## GIVEN PROBLEM:
Draw out every line with the word "type" from the listing below.

___ ENTRIES PROVIDED ___

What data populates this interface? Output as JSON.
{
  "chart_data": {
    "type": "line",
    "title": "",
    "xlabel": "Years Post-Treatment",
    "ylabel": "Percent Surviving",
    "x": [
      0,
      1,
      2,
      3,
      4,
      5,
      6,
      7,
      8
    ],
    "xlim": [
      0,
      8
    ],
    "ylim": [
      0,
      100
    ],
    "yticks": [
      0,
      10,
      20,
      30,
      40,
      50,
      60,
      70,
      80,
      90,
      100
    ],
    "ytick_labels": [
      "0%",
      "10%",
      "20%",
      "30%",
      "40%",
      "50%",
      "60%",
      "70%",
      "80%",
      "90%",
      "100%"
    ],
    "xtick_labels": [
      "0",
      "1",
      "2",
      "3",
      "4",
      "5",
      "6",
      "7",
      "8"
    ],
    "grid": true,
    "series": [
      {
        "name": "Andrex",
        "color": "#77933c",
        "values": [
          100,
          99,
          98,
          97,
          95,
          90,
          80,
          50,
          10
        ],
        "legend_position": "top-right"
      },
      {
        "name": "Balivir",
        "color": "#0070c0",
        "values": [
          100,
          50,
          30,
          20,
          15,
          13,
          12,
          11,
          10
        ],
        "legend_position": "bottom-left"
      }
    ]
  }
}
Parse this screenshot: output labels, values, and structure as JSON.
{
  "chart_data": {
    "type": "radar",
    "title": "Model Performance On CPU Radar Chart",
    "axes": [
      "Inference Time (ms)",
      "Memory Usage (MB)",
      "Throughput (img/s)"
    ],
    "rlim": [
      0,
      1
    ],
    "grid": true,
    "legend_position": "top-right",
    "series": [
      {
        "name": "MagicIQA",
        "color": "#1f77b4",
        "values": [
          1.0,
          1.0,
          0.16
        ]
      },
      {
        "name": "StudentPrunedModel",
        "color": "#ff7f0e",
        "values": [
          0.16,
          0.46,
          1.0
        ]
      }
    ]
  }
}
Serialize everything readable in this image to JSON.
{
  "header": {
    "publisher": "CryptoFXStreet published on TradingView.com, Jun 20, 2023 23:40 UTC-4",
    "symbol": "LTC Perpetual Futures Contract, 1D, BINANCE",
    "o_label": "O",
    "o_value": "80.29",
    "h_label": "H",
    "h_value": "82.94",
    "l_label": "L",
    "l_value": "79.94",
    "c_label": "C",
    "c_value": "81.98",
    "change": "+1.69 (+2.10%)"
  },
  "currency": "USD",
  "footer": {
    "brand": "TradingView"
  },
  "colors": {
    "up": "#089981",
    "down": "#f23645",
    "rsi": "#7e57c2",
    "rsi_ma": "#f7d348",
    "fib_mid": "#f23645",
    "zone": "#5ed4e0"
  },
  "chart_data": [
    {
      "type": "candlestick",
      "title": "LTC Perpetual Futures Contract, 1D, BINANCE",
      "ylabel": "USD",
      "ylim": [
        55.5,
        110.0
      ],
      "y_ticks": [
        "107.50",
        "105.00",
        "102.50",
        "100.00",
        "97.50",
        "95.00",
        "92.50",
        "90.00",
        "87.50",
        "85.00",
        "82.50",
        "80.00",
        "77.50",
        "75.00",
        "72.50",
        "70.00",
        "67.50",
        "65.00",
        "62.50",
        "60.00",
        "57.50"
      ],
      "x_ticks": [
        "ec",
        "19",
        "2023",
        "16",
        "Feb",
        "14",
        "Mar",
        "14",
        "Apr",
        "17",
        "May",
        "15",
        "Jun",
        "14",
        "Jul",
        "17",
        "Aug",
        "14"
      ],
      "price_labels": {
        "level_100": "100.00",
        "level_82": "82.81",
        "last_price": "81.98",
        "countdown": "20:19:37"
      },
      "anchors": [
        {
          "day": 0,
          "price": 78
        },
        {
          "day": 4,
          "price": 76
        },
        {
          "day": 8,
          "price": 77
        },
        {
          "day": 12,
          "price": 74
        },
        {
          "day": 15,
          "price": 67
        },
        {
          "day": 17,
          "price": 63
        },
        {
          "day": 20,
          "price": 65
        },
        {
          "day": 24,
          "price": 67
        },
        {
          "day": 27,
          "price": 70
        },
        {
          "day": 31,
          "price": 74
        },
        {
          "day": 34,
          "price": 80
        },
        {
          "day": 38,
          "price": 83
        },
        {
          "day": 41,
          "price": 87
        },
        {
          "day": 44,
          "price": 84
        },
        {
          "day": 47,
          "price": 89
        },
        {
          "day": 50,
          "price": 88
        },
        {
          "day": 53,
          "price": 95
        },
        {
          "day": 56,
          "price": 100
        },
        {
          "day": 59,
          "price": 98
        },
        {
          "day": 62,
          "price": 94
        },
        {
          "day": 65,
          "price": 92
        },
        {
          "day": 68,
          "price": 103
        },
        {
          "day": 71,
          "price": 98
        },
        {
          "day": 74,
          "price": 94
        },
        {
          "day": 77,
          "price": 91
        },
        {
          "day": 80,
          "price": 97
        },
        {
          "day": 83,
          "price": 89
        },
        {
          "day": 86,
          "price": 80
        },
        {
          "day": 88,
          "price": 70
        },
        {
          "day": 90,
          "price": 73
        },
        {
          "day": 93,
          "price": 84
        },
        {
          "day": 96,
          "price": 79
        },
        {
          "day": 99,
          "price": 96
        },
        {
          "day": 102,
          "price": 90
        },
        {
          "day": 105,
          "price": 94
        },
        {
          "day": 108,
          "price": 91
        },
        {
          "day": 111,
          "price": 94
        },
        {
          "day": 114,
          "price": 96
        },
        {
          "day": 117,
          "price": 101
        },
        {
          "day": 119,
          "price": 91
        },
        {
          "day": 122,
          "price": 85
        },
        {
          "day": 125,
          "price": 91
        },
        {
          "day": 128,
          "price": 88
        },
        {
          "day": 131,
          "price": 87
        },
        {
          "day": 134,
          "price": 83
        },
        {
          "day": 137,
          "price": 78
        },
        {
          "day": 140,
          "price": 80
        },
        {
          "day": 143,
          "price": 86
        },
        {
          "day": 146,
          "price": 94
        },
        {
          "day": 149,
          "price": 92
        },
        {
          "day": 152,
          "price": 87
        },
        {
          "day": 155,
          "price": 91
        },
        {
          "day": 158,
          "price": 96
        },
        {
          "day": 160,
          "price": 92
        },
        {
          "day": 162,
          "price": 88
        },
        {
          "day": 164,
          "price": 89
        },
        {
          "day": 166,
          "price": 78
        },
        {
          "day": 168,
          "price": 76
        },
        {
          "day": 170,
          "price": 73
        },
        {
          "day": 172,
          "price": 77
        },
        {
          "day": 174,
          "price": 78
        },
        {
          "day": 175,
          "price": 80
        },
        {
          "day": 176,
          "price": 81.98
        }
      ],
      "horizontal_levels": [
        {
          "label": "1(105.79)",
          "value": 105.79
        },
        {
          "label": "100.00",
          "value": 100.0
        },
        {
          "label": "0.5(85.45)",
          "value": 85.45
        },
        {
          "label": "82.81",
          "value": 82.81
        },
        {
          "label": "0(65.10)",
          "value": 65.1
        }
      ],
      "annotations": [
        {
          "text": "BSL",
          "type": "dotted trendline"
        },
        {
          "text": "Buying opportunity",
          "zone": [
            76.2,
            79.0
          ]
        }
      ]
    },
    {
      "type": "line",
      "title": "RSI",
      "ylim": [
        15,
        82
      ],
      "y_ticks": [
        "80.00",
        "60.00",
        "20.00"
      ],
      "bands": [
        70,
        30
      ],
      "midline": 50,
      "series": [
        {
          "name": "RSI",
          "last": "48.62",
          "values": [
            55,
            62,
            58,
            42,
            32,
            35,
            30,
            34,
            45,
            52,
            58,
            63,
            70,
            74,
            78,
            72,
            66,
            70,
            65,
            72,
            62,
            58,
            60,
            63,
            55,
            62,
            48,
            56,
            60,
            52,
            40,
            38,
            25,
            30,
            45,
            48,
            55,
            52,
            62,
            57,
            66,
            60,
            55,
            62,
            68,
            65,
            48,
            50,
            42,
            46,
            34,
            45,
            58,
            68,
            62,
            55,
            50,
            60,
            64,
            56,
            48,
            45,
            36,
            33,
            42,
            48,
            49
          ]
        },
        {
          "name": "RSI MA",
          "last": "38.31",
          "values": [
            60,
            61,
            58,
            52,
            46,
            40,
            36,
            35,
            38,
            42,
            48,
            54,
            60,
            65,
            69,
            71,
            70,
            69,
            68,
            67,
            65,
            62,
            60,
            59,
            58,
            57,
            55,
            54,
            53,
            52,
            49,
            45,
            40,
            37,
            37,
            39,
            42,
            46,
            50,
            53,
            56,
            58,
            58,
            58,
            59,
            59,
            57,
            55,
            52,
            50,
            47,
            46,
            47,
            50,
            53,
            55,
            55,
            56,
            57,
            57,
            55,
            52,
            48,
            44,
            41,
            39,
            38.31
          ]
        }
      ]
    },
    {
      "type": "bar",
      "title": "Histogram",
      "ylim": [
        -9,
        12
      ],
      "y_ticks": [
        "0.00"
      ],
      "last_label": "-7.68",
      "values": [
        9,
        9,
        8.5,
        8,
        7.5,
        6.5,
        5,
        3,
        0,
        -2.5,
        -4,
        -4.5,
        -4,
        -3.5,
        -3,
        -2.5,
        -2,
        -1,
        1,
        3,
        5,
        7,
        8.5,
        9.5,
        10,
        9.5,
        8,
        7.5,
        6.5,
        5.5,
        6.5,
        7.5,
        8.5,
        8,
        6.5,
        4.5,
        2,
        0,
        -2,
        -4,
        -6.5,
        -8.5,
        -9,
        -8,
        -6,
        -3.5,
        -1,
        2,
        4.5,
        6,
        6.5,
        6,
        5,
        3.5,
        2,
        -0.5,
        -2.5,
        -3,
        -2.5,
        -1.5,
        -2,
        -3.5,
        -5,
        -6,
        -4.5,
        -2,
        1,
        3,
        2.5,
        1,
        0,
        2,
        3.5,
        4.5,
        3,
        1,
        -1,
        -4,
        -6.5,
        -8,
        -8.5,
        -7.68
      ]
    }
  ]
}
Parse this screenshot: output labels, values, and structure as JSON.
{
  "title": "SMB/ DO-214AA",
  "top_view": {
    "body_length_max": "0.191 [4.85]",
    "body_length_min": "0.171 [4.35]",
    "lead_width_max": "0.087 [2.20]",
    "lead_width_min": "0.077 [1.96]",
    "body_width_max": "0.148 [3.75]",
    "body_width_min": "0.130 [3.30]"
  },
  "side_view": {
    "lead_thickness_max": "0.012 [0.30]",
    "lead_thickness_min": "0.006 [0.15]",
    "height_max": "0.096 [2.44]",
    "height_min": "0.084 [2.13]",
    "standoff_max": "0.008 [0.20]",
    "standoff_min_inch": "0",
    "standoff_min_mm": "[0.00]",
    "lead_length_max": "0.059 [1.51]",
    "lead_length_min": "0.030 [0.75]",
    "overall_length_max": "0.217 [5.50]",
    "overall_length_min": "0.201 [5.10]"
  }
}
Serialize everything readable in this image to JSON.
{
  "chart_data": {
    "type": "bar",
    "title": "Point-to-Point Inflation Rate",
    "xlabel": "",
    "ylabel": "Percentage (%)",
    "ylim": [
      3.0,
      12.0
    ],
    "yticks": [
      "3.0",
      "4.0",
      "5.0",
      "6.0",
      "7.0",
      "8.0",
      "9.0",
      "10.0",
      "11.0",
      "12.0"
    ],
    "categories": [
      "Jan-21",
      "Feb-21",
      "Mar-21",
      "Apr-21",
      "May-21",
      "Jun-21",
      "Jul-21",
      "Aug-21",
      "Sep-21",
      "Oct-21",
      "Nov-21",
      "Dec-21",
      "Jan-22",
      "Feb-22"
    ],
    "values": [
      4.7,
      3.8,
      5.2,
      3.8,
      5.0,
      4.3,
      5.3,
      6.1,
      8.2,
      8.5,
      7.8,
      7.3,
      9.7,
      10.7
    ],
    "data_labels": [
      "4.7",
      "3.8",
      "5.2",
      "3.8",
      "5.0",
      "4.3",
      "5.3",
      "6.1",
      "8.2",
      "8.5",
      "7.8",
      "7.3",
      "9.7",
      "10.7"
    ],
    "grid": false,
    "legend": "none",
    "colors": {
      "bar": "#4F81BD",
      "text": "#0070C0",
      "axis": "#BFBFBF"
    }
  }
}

___

## EXERCISE ANSWER:
    "type": "line",
    "type": "radar",
      "type": "candlestick",
          "type": "dotted trendline"
      "type": "line",
      "type": "bar",
    "type": "bar",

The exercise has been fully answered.